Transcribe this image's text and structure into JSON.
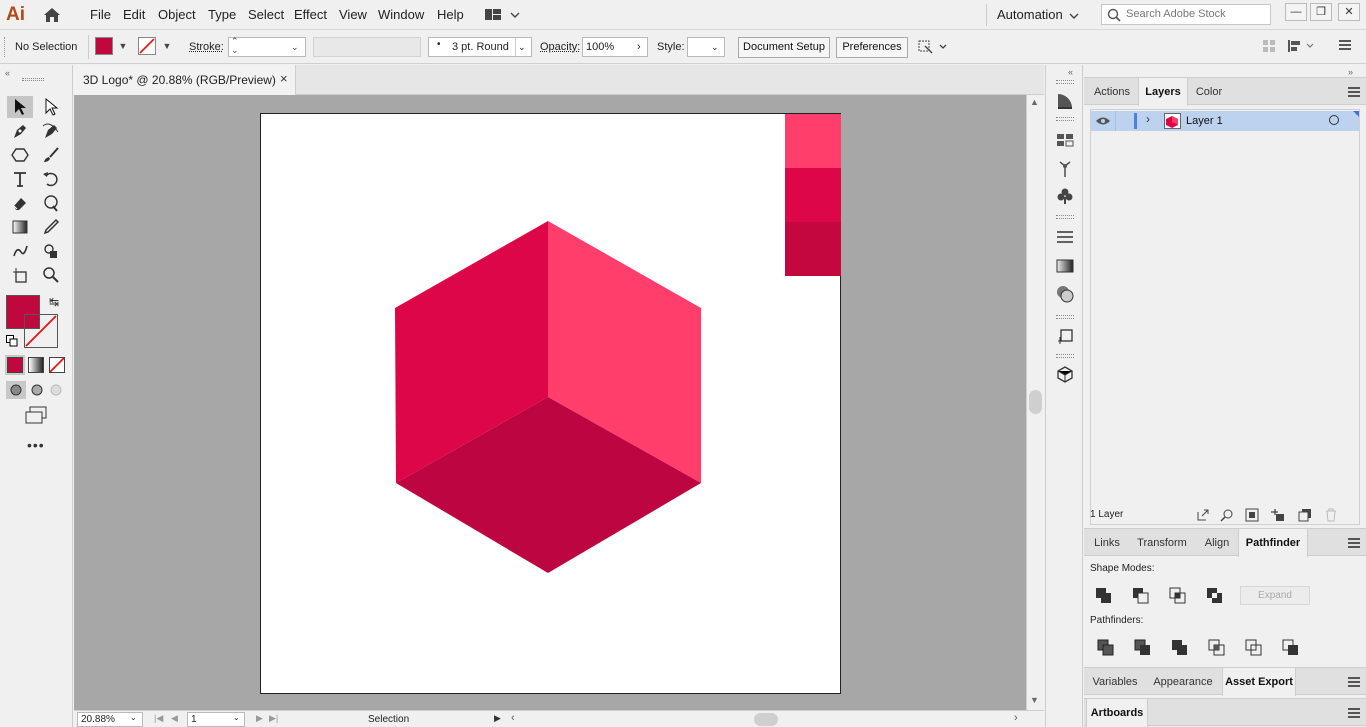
{
  "app": {
    "logo": "Ai"
  },
  "menu": [
    "File",
    "Edit",
    "Object",
    "Type",
    "Select",
    "Effect",
    "View",
    "Window",
    "Help"
  ],
  "workspace": {
    "label": "Automation"
  },
  "search": {
    "placeholder": "Search Adobe Stock"
  },
  "control": {
    "selection": "No Selection",
    "stroke_label": "Stroke:",
    "brush": "3 pt. Round",
    "opacity_label": "Opacity:",
    "opacity_value": "100%",
    "style_label": "Style:",
    "doc_setup": "Document Setup",
    "preferences": "Preferences"
  },
  "document": {
    "tab_title": "3D Logo* @ 20.88% (RGB/Preview)",
    "close": "×"
  },
  "status": {
    "zoom": "20.88%",
    "artboard": "1",
    "tool": "Selection"
  },
  "colors": {
    "fill": "#c0083f",
    "face_left": "#dc0648",
    "face_right": "#ff3e6c",
    "face_bottom": "#bd0541",
    "swatch_top": "#ff3e6c",
    "swatch_mid": "#dc0648",
    "swatch_bottom": "#c4083f"
  },
  "panel_top": {
    "tabs": [
      "Actions",
      "Layers",
      "Color"
    ],
    "active": "Layers",
    "layer_name": "Layer 1",
    "layer_count": "1 Layer"
  },
  "panel_mid": {
    "tabs": [
      "Links",
      "Transform",
      "Align",
      "Pathfinder"
    ],
    "active": "Pathfinder",
    "shape_modes": "Shape Modes:",
    "expand": "Expand",
    "pathfinders": "Pathfinders:"
  },
  "panel_bottom": {
    "tabs": [
      "Variables",
      "Appearance",
      "Asset Export"
    ],
    "active": "Asset Export",
    "next_tab": "Artboards"
  }
}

__Exercise directions__. Leave the pictures out and reproduce each record exactly as written.

__Finished exercise__.
Transcribe this image's text and structure into JSON.
{
  "app": {
    "logo": "Ai"
  },
  "menu": [
    "File",
    "Edit",
    "Object",
    "Type",
    "Select",
    "Effect",
    "View",
    "Window",
    "Help"
  ],
  "workspace": {
    "label": "Automation"
  },
  "search": {
    "placeholder": "Search Adobe Stock"
  },
  "control": {
    "selection": "No Selection",
    "stroke_label": "Stroke:",
    "brush": "3 pt. Round",
    "opacity_label": "Opacity:",
    "opacity_value": "100%",
    "style_label": "Style:",
    "doc_setup": "Document Setup",
    "preferences": "Preferences"
  },
  "document": {
    "tab_title": "3D Logo* @ 20.88% (RGB/Preview)",
    "close": "×"
  },
  "status": {
    "zoom": "20.88%",
    "artboard": "1",
    "tool": "Selection"
  },
  "colors": {
    "fill": "#c0083f",
    "face_left": "#dc0648",
    "face_right": "#ff3e6c",
    "face_bottom": "#bd0541",
    "swatch_top": "#ff3e6c",
    "swatch_mid": "#dc0648",
    "swatch_bottom": "#c4083f"
  },
  "panel_top": {
    "tabs": [
      "Actions",
      "Layers",
      "Color"
    ],
    "active": "Layers",
    "layer_name": "Layer 1",
    "layer_count": "1 Layer"
  },
  "panel_mid": {
    "tabs": [
      "Links",
      "Transform",
      "Align",
      "Pathfinder"
    ],
    "active": "Pathfinder",
    "shape_modes": "Shape Modes:",
    "expand": "Expand",
    "pathfinders": "Pathfinders:"
  },
  "panel_bottom": {
    "tabs": [
      "Variables",
      "Appearance",
      "Asset Export"
    ],
    "active": "Asset Export",
    "next_tab": "Artboards"
  }
}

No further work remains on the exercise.